Raw records

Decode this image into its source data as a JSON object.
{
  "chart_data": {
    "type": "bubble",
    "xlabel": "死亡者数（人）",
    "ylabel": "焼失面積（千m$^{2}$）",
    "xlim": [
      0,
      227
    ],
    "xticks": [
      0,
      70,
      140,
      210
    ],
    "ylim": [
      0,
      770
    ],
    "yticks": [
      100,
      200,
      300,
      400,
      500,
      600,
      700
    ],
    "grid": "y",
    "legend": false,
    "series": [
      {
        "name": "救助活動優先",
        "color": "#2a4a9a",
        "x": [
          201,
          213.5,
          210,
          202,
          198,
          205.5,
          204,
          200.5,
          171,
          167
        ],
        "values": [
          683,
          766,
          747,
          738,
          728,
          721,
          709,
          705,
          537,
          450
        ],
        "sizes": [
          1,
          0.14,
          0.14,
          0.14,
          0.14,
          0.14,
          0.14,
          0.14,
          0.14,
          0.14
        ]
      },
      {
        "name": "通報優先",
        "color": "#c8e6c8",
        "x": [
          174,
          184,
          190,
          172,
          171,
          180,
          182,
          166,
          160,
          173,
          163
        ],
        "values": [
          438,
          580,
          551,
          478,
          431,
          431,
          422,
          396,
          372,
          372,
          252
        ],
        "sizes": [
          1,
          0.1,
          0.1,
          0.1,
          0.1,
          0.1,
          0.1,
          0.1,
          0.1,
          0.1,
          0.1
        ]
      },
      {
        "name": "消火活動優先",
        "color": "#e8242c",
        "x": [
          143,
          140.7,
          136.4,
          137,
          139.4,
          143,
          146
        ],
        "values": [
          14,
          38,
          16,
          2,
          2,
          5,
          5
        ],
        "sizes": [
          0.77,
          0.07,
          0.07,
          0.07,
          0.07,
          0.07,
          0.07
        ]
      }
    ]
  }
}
==
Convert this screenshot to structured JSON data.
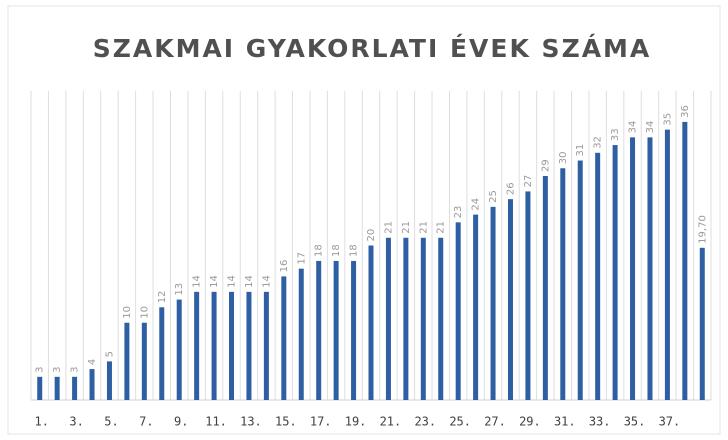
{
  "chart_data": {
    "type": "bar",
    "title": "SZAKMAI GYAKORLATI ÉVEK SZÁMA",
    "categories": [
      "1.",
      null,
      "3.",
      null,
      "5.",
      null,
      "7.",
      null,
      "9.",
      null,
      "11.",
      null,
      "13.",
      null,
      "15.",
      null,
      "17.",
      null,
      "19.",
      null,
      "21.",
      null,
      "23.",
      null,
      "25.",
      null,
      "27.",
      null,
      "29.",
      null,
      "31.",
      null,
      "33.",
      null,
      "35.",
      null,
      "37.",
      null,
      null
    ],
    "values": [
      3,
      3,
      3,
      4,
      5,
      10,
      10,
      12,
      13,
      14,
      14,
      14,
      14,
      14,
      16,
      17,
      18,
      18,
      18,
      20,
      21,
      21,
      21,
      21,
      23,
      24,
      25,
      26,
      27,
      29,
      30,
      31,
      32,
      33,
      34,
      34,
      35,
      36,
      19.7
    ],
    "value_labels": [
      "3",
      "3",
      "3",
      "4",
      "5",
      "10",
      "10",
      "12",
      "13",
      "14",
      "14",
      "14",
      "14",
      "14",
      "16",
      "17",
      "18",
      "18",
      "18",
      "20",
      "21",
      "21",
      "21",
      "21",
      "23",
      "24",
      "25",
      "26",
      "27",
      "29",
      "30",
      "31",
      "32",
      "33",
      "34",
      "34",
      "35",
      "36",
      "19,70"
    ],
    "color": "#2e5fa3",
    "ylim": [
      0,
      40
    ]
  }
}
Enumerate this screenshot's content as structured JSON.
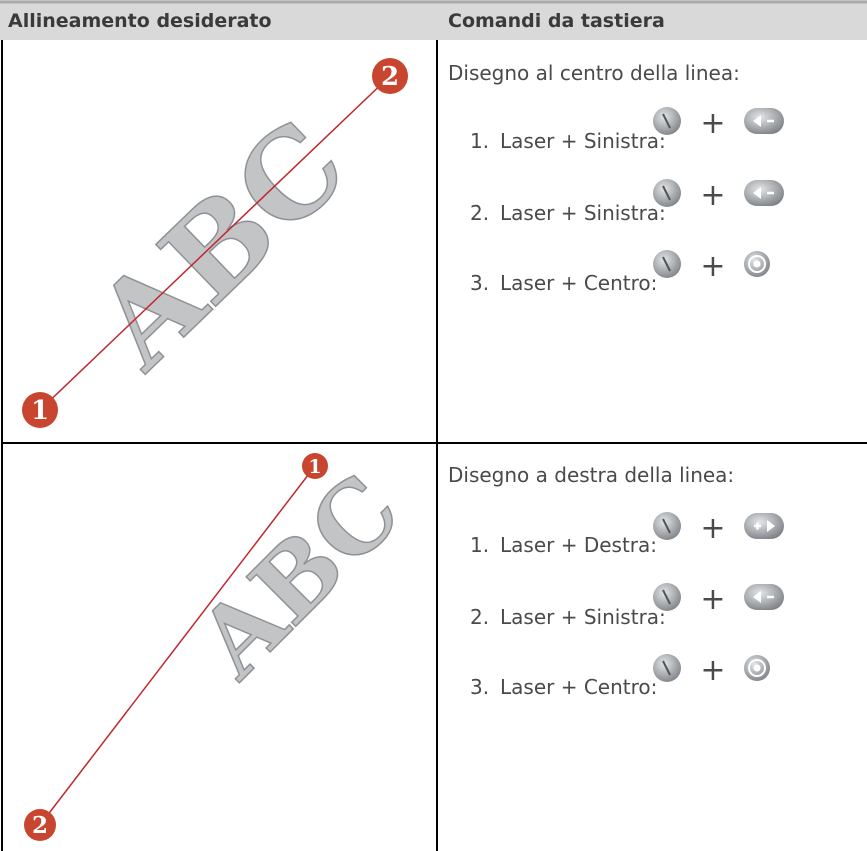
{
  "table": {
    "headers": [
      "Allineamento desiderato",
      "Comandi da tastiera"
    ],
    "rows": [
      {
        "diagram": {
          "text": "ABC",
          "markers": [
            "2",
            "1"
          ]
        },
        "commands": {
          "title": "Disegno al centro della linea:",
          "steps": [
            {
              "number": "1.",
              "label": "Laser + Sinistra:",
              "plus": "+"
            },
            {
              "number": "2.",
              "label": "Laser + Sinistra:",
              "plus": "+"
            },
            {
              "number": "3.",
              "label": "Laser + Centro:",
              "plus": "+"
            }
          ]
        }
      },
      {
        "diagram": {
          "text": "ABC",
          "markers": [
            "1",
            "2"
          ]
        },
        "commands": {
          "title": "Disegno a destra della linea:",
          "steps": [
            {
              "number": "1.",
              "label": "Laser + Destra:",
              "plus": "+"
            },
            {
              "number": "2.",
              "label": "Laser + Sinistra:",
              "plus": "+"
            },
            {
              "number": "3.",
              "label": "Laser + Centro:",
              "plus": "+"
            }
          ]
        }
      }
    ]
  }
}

* Requirement
Give the count of lines holding the word "title" and nothing more.

* Solution
3